Task details:
Print every entry exactly as written.

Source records
++++++
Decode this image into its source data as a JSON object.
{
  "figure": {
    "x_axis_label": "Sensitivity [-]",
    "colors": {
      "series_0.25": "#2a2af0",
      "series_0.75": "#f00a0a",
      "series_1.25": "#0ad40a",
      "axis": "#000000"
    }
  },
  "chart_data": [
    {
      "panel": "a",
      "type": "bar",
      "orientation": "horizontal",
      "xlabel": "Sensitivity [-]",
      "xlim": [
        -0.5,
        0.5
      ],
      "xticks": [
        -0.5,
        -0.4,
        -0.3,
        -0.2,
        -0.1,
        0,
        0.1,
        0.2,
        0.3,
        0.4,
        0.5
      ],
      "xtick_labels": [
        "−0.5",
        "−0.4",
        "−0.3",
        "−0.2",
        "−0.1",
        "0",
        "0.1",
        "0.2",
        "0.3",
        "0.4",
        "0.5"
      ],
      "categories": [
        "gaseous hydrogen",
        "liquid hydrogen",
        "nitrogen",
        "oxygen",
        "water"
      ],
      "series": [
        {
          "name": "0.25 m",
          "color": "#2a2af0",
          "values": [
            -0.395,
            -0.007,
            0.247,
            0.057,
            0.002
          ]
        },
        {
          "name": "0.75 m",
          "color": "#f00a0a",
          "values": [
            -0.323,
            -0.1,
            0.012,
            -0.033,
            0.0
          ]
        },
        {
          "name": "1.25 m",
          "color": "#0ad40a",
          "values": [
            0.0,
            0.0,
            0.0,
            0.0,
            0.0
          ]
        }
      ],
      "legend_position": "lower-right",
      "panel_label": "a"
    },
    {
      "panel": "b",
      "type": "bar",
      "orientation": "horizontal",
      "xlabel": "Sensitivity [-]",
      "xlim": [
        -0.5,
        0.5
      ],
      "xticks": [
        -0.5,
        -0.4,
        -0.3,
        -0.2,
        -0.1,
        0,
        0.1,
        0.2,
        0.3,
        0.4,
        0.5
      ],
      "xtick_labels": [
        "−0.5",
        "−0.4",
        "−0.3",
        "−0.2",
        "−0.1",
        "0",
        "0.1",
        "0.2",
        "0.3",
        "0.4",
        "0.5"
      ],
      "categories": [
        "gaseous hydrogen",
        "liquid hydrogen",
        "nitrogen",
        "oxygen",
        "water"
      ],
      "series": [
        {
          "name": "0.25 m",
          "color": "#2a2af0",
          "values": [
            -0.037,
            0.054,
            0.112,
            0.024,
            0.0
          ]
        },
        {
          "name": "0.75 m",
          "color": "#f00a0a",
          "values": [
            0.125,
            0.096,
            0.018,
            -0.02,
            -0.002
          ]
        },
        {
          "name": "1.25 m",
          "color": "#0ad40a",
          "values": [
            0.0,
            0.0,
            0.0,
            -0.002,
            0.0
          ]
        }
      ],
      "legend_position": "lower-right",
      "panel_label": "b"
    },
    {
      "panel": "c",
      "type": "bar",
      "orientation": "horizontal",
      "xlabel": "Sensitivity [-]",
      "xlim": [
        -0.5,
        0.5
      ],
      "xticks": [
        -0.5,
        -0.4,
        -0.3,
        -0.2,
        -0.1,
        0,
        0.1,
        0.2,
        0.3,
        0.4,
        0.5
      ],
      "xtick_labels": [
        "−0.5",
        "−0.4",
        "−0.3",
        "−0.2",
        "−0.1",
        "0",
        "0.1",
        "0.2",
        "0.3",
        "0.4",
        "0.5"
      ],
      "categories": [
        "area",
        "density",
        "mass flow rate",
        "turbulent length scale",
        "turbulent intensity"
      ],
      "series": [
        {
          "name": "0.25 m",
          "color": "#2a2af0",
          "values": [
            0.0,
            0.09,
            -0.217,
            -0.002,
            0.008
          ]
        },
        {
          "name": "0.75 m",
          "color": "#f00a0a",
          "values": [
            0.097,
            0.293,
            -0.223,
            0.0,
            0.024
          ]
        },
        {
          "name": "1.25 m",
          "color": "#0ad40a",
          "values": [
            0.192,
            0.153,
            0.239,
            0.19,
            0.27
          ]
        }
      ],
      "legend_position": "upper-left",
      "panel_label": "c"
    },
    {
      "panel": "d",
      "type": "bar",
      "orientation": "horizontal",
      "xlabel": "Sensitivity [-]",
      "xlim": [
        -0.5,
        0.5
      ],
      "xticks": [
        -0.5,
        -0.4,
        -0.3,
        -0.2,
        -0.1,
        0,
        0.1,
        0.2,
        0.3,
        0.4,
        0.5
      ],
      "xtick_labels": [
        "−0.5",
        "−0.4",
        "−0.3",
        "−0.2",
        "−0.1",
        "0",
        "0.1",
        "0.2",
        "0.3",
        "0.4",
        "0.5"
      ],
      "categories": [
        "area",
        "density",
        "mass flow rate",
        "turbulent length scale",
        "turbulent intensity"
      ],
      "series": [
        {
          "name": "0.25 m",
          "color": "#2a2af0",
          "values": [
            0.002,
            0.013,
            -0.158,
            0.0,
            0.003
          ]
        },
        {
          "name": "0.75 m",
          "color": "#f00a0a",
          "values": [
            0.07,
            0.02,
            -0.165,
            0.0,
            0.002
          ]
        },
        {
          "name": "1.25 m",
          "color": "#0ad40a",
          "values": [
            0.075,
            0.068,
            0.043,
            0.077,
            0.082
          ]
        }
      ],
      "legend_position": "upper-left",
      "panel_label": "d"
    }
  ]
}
++++++
Task result:
Decode this image into its source data as a JSON object.
{
  "figure": {
    "x_axis_label": "Sensitivity [-]",
    "colors": {
      "series_0.25": "#2a2af0",
      "series_0.75": "#f00a0a",
      "series_1.25": "#0ad40a",
      "axis": "#000000"
    }
  },
  "chart_data": [
    {
      "panel": "a",
      "type": "bar",
      "orientation": "horizontal",
      "xlabel": "Sensitivity [-]",
      "xlim": [
        -0.5,
        0.5
      ],
      "xticks": [
        -0.5,
        -0.4,
        -0.3,
        -0.2,
        -0.1,
        0,
        0.1,
        0.2,
        0.3,
        0.4,
        0.5
      ],
      "xtick_labels": [
        "−0.5",
        "−0.4",
        "−0.3",
        "−0.2",
        "−0.1",
        "0",
        "0.1",
        "0.2",
        "0.3",
        "0.4",
        "0.5"
      ],
      "categories": [
        "gaseous hydrogen",
        "liquid hydrogen",
        "nitrogen",
        "oxygen",
        "water"
      ],
      "series": [
        {
          "name": "0.25 m",
          "color": "#2a2af0",
          "values": [
            -0.395,
            -0.007,
            0.247,
            0.057,
            0.002
          ]
        },
        {
          "name": "0.75 m",
          "color": "#f00a0a",
          "values": [
            -0.323,
            -0.1,
            0.012,
            -0.033,
            0.0
          ]
        },
        {
          "name": "1.25 m",
          "color": "#0ad40a",
          "values": [
            0.0,
            0.0,
            0.0,
            0.0,
            0.0
          ]
        }
      ],
      "legend_position": "lower-right",
      "panel_label": "a"
    },
    {
      "panel": "b",
      "type": "bar",
      "orientation": "horizontal",
      "xlabel": "Sensitivity [-]",
      "xlim": [
        -0.5,
        0.5
      ],
      "xticks": [
        -0.5,
        -0.4,
        -0.3,
        -0.2,
        -0.1,
        0,
        0.1,
        0.2,
        0.3,
        0.4,
        0.5
      ],
      "xtick_labels": [
        "−0.5",
        "−0.4",
        "−0.3",
        "−0.2",
        "−0.1",
        "0",
        "0.1",
        "0.2",
        "0.3",
        "0.4",
        "0.5"
      ],
      "categories": [
        "gaseous hydrogen",
        "liquid hydrogen",
        "nitrogen",
        "oxygen",
        "water"
      ],
      "series": [
        {
          "name": "0.25 m",
          "color": "#2a2af0",
          "values": [
            -0.037,
            0.054,
            0.112,
            0.024,
            0.0
          ]
        },
        {
          "name": "0.75 m",
          "color": "#f00a0a",
          "values": [
            0.125,
            0.096,
            0.018,
            -0.02,
            -0.002
          ]
        },
        {
          "name": "1.25 m",
          "color": "#0ad40a",
          "values": [
            0.0,
            0.0,
            0.0,
            -0.002,
            0.0
          ]
        }
      ],
      "legend_position": "lower-right",
      "panel_label": "b"
    },
    {
      "panel": "c",
      "type": "bar",
      "orientation": "horizontal",
      "xlabel": "Sensitivity [-]",
      "xlim": [
        -0.5,
        0.5
      ],
      "xticks": [
        -0.5,
        -0.4,
        -0.3,
        -0.2,
        -0.1,
        0,
        0.1,
        0.2,
        0.3,
        0.4,
        0.5
      ],
      "xtick_labels": [
        "−0.5",
        "−0.4",
        "−0.3",
        "−0.2",
        "−0.1",
        "0",
        "0.1",
        "0.2",
        "0.3",
        "0.4",
        "0.5"
      ],
      "categories": [
        "area",
        "density",
        "mass flow rate",
        "turbulent length scale",
        "turbulent intensity"
      ],
      "series": [
        {
          "name": "0.25 m",
          "color": "#2a2af0",
          "values": [
            0.0,
            0.09,
            -0.217,
            -0.002,
            0.008
          ]
        },
        {
          "name": "0.75 m",
          "color": "#f00a0a",
          "values": [
            0.097,
            0.293,
            -0.223,
            0.0,
            0.024
          ]
        },
        {
          "name": "1.25 m",
          "color": "#0ad40a",
          "values": [
            0.192,
            0.153,
            0.239,
            0.19,
            0.27
          ]
        }
      ],
      "legend_position": "upper-left",
      "panel_label": "c"
    },
    {
      "panel": "d",
      "type": "bar",
      "orientation": "horizontal",
      "xlabel": "Sensitivity [-]",
      "xlim": [
        -0.5,
        0.5
      ],
      "xticks": [
        -0.5,
        -0.4,
        -0.3,
        -0.2,
        -0.1,
        0,
        0.1,
        0.2,
        0.3,
        0.4,
        0.5
      ],
      "xtick_labels": [
        "−0.5",
        "−0.4",
        "−0.3",
        "−0.2",
        "−0.1",
        "0",
        "0.1",
        "0.2",
        "0.3",
        "0.4",
        "0.5"
      ],
      "categories": [
        "area",
        "density",
        "mass flow rate",
        "turbulent length scale",
        "turbulent intensity"
      ],
      "series": [
        {
          "name": "0.25 m",
          "color": "#2a2af0",
          "values": [
            0.002,
            0.013,
            -0.158,
            0.0,
            0.003
          ]
        },
        {
          "name": "0.75 m",
          "color": "#f00a0a",
          "values": [
            0.07,
            0.02,
            -0.165,
            0.0,
            0.002
          ]
        },
        {
          "name": "1.25 m",
          "color": "#0ad40a",
          "values": [
            0.075,
            0.068,
            0.043,
            0.077,
            0.082
          ]
        }
      ],
      "legend_position": "upper-left",
      "panel_label": "d"
    }
  ]
}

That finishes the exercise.